__Given task__:
Find the lines that hold the word "image" and return them.

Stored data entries
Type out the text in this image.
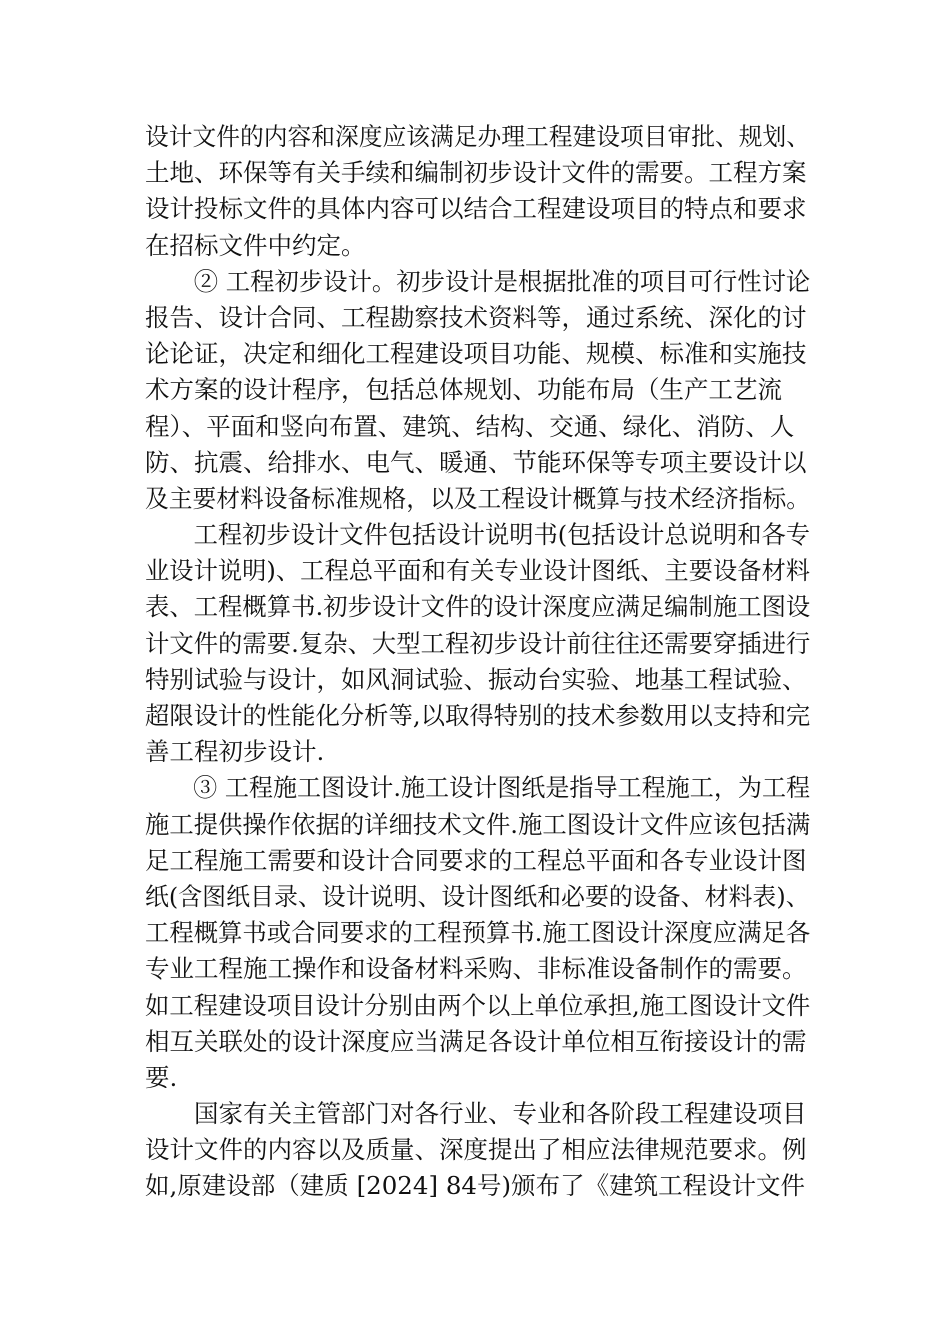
设计文件的内容和深度应该满足办理工程建设项目审批、规划、
土地、环保等有关手续和编制初步设计文件的需要。工程方案
设计投标文件的具体内容可以结合工程建设项目的特点和要求
在招标文件中约定。
② 工程初步设计。初步设计是根据批准的项目可行性讨论
报告、设计合同、工程勘察技术资料等，通过系统、深化的讨
论论证，决定和细化工程建设项目功能、规模、标准和实施技
术方案的设计程序，包括总体规划、功能布局（生产工艺流
程）、平面和竖向布置、建筑、结构、交通、绿化、消防、人
防、抗震、给排水、电气、暖通、节能环保等专项主要设计以
及主要材料设备标准规格，以及工程设计概算与技术经济指标。
工程初步设计文件包括设计说明书(包括设计总说明和各专
业设计说明)、工程总平面和有关专业设计图纸、主要设备材料
表、工程概算书.初步设计文件的设计深度应满足编制施工图设
计文件的需要.复杂、大型工程初步设计前往往还需要穿插进行
特别试验与设计，如风洞试验、振动台实验、地基工程试验、
超限设计的性能化分析等,以取得特别的技术参数用以支持和完
善工程初步设计.
③ 工程施工图设计.施工设计图纸是指导工程施工，为工程
施工提供操作依据的详细技术文件.施工图设计文件应该包括满
足工程施工需要和设计合同要求的工程总平面和各专业设计图
纸(含图纸目录、设计说明、设计图纸和必要的设备、材料表)、
工程概算书或合同要求的工程预算书.施工图设计深度应满足各
专业工程施工操作和设备材料采购、非标准设备制作的需要。
如工程建设项目设计分别由两个以上单位承担,施工图设计文件
相互关联处的设计深度应当满足各设计单位相互衔接设计的需
要.
国家有关主管部门对各行业、专业和各阶段工程建设项目
设计文件的内容以及质量、深度提出了相应法律规范要求。例
如,原建设部（建质 [2024] 84号)颁布了《建筑工程设计文件
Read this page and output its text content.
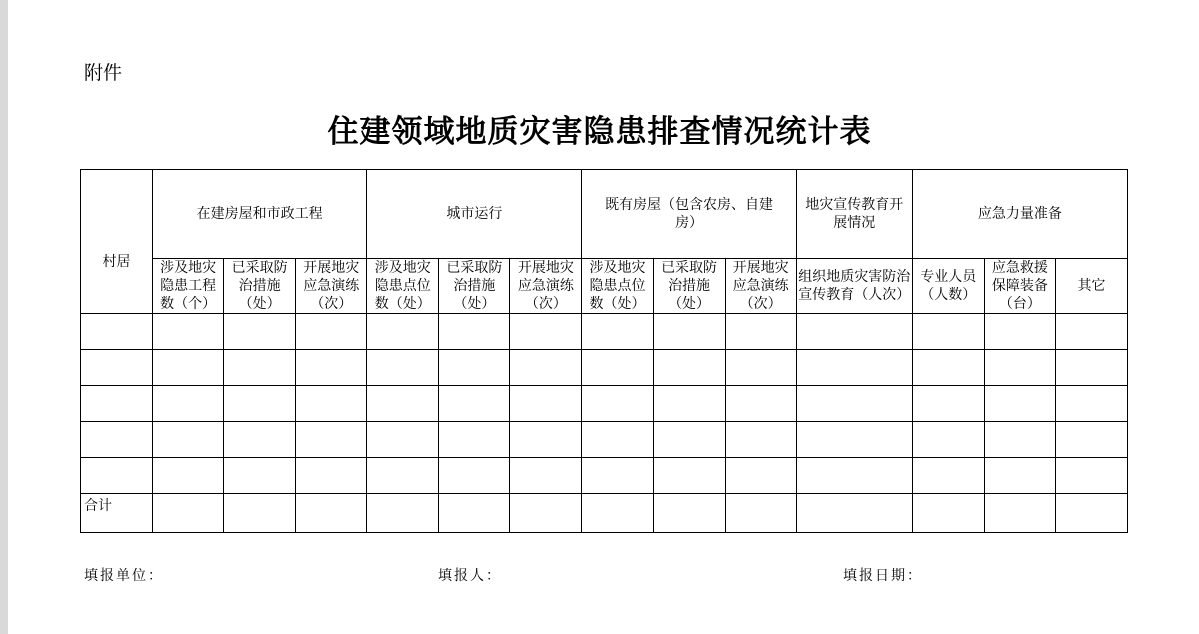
附件
住建领域地质灾害隐患排查情况统计表
村居	在建房屋和市政工程			城市运行			既有房屋（包含农房、自建房）			地灾宣传教育开展情况	应急力量准备		
	涉及地灾隐患工程数（个）	已采取防治措施（处）	开展地灾应急演练（次）	涉及地灾隐患点位数（处）	已采取防治措施（处）	开展地灾应急演练（次）	涉及地灾隐患点位数（处）	已采取防治措施（处）	开展地灾应急演练（次）	组织地质灾害防治宣传教育（人次）	专业人员（人数）	应急救援保障装备（台）	其它

合计													
填报单位：	填报人：	填报日期：
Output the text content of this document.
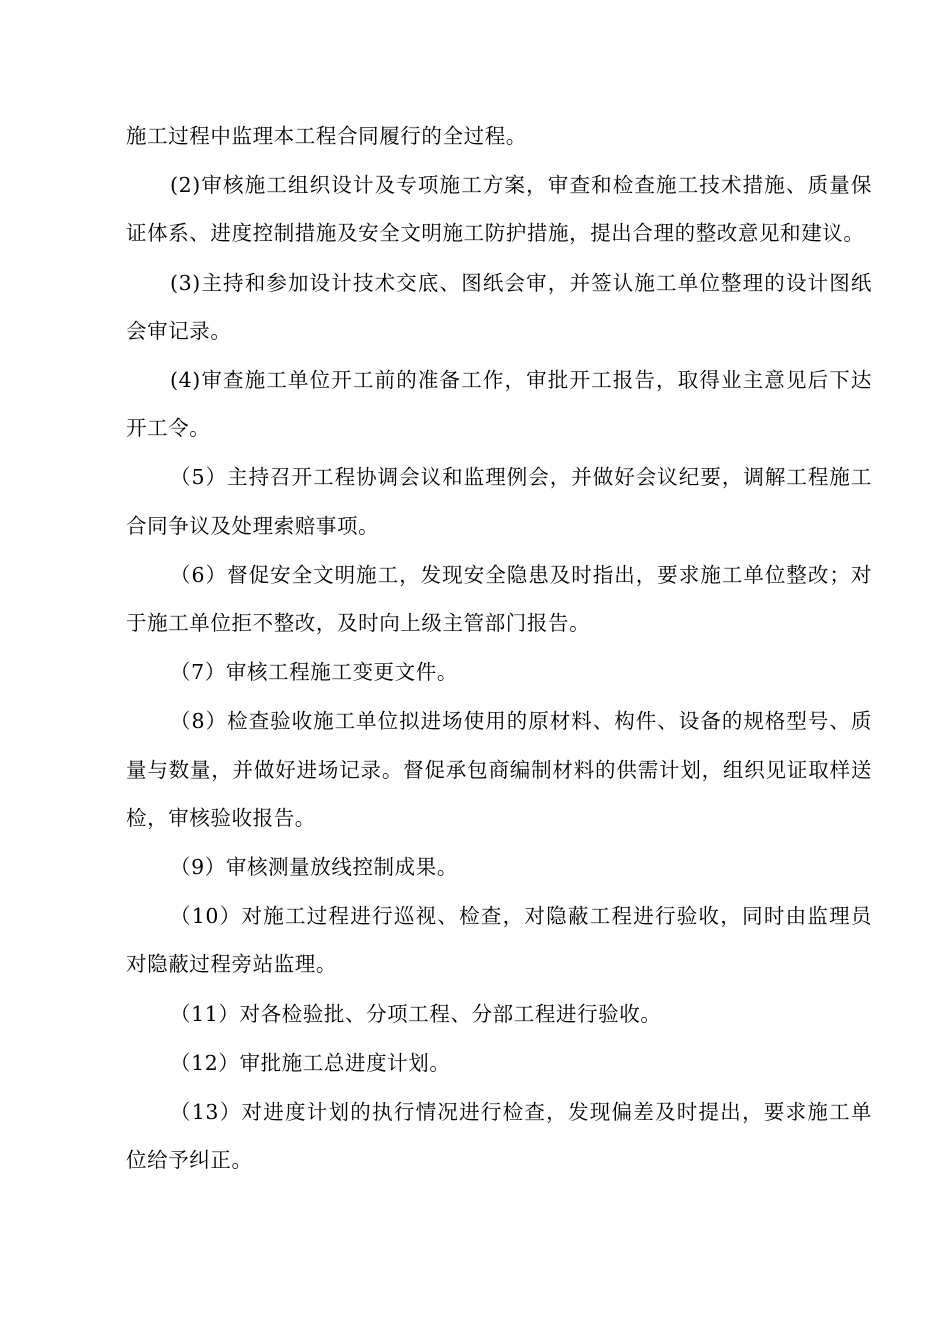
施工过程中监理本工程合同履行的全过程。

(2)审核施工组织设计及专项施工方案，审查和检查施工技术措施、质量保证体系、进度控制措施及安全文明施工防护措施，提出合理的整改意见和建议。

(3)主持和参加设计技术交底、图纸会审，并签认施工单位整理的设计图纸会审记录。

(4)审查施工单位开工前的准备工作，审批开工报告，取得业主意见后下达开工令。

（5）主持召开工程协调会议和监理例会，并做好会议纪要，调解工程施工合同争议及处理索赔事项。

（6）督促安全文明施工，发现安全隐患及时指出，要求施工单位整改；对于施工单位拒不整改，及时向上级主管部门报告。

（7）审核工程施工变更文件。

（8）检查验收施工单位拟进场使用的原材料、构件、设备的规格型号、质量与数量，并做好进场记录。督促承包商编制材料的供需计划，组织见证取样送检，审核验收报告。

（9）审核测量放线控制成果。

（10）对施工过程进行巡视、检查，对隐蔽工程进行验收，同时由监理员对隐蔽过程旁站监理。

（11）对各检验批、分项工程、分部工程进行验收。

（12）审批施工总进度计划。

（13）对进度计划的执行情况进行检查，发现偏差及时提出，要求施工单位给予纠正。
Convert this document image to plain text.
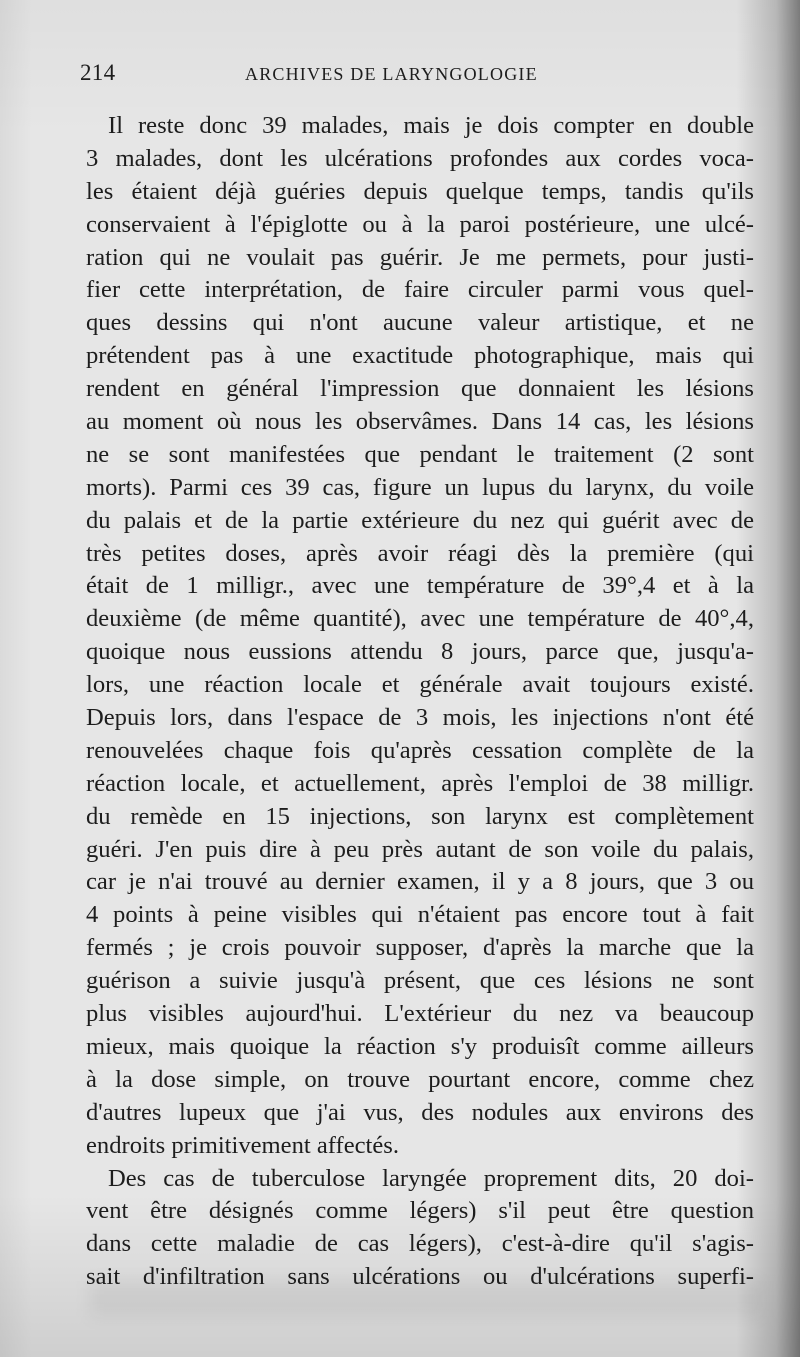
214	ARCHIVES DE LARYNGOLOGIE

Il reste donc 39 malades, mais je dois compter en double
3 malades, dont les ulcérations profondes aux cordes voca-
les étaient déjà guéries depuis quelque temps, tandis qu'ils
conservaient à l'épiglotte ou à la paroi postérieure, une ulcé-
ration qui ne voulait pas guérir. Je me permets, pour justi-
fier cette interprétation, de faire circuler parmi vous quel-
ques dessins qui n'ont aucune valeur artistique, et ne
prétendent pas à une exactitude photographique, mais qui
rendent en général l'impression que donnaient les lésions
au moment où nous les observâmes. Dans 14 cas, les lésions
ne se sont manifestées que pendant le traitement (2 sont
morts). Parmi ces 39 cas, figure un lupus du larynx, du voile
du palais et de la partie extérieure du nez qui guérit avec de
très petites doses, après avoir réagi dès la première (qui
était de 1 milligr., avec une température de 39°,4 et à la
deuxième (de même quantité), avec une température de 40°,4,
quoique nous eussions attendu 8 jours, parce que, jusqu'a-
lors, une réaction locale et générale avait toujours existé.
Depuis lors, dans l'espace de 3 mois, les injections n'ont été
renouvelées chaque fois qu'après cessation complète de la
réaction locale, et actuellement, après l'emploi de 38 milligr.
du remède en 15 injections, son larynx est complètement
guéri. J'en puis dire à peu près autant de son voile du palais,
car je n'ai trouvé au dernier examen, il y a 8 jours, que 3 ou
4 points à peine visibles qui n'étaient pas encore tout à fait
fermés ; je crois pouvoir supposer, d'après la marche que la
guérison a suivie jusqu'à présent, que ces lésions ne sont
plus visibles aujourd'hui. L'extérieur du nez va beaucoup
mieux, mais quoique la réaction s'y produisît comme ailleurs
à la dose simple, on trouve pourtant encore, comme chez
d'autres lupeux que j'ai vus, des nodules aux environs des
endroits primitivement affectés.

Des cas de tuberculose laryngée proprement dits, 20 doi-
vent être désignés comme légers) s'il peut être question
dans cette maladie de cas légers), c'est-à-dire qu'il s'agis-
sait d'infiltration sans ulcérations ou d'ulcérations superfi-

__Output of the task__:
Type out the text in this image.
Convert this document image to plain text.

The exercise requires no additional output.